DO THIS: Copy out every line in which the string "Text" occurs.
########
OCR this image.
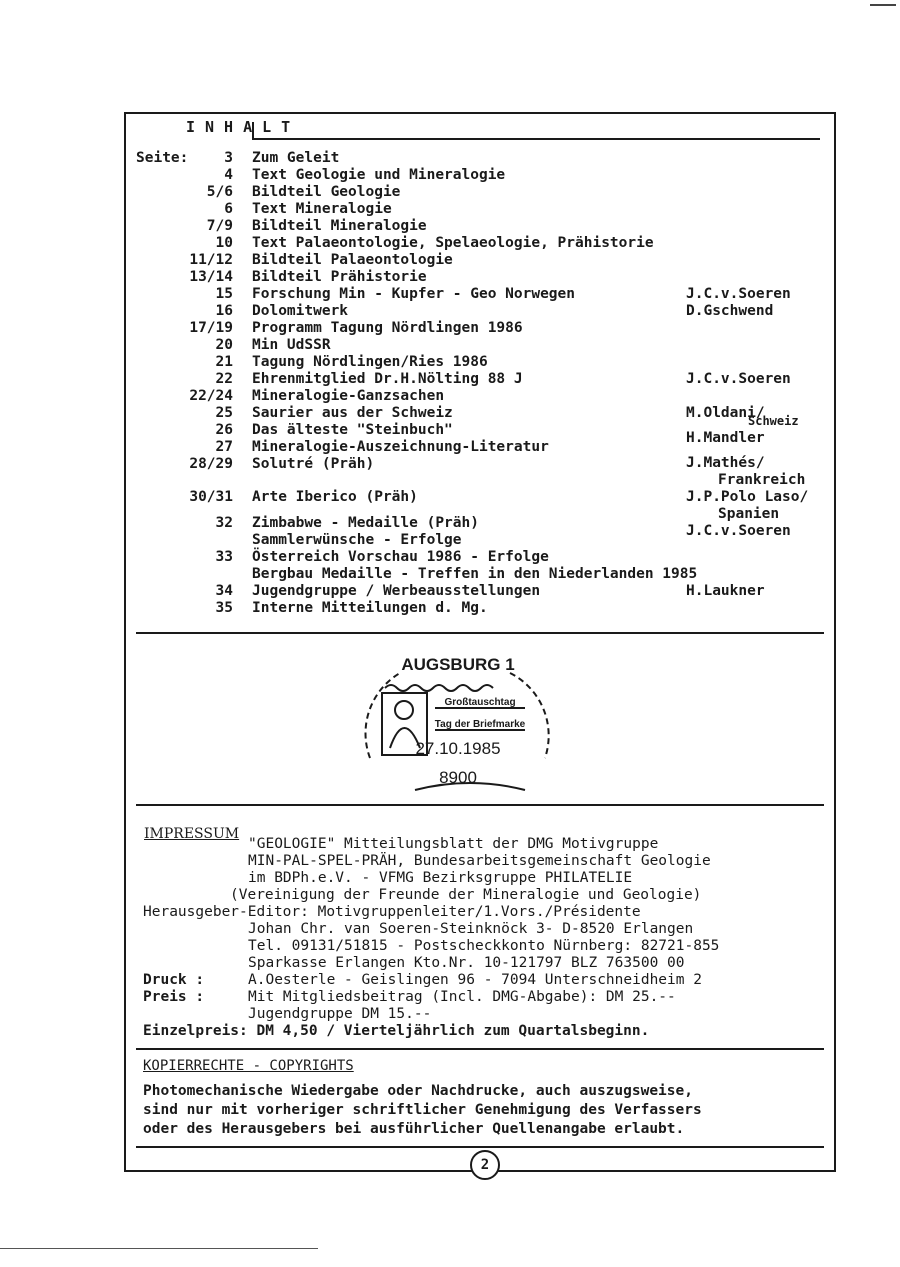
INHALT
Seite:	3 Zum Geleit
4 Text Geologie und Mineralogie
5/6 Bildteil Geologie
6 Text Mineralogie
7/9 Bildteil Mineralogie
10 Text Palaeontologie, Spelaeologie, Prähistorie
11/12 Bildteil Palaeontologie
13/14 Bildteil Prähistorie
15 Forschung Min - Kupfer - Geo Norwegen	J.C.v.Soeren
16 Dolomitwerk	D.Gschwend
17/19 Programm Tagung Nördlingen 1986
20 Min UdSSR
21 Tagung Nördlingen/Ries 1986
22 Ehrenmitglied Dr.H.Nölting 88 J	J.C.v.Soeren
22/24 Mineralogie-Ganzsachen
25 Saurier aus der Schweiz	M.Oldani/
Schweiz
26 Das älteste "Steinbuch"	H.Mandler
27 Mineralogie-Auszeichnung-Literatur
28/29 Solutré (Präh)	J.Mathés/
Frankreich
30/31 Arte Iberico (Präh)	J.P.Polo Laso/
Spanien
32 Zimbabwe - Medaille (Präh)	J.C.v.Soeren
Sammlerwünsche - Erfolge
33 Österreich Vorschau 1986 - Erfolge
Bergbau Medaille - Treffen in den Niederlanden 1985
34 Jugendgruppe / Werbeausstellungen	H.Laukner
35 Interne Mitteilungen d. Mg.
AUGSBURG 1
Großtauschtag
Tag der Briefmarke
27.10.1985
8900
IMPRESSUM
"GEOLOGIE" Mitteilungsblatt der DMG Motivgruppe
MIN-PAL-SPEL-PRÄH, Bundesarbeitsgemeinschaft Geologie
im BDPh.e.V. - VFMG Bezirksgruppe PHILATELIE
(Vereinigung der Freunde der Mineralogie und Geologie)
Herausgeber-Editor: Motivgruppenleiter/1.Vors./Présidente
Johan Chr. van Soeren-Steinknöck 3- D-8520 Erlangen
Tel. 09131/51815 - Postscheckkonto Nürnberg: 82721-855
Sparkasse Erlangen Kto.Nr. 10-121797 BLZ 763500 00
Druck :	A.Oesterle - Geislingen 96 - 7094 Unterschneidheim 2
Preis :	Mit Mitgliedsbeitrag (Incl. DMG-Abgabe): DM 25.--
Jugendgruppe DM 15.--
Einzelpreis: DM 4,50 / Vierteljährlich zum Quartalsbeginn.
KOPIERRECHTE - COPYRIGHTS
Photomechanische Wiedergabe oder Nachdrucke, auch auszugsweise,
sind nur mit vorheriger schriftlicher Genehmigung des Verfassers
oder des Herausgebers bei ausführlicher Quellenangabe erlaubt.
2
########
SOLUTION FOR THIS TASK:
4 Text Geologie und Mineralogie
6 Text Mineralogie
10 Text Palaeontologie, Spelaeologie, Prähistorie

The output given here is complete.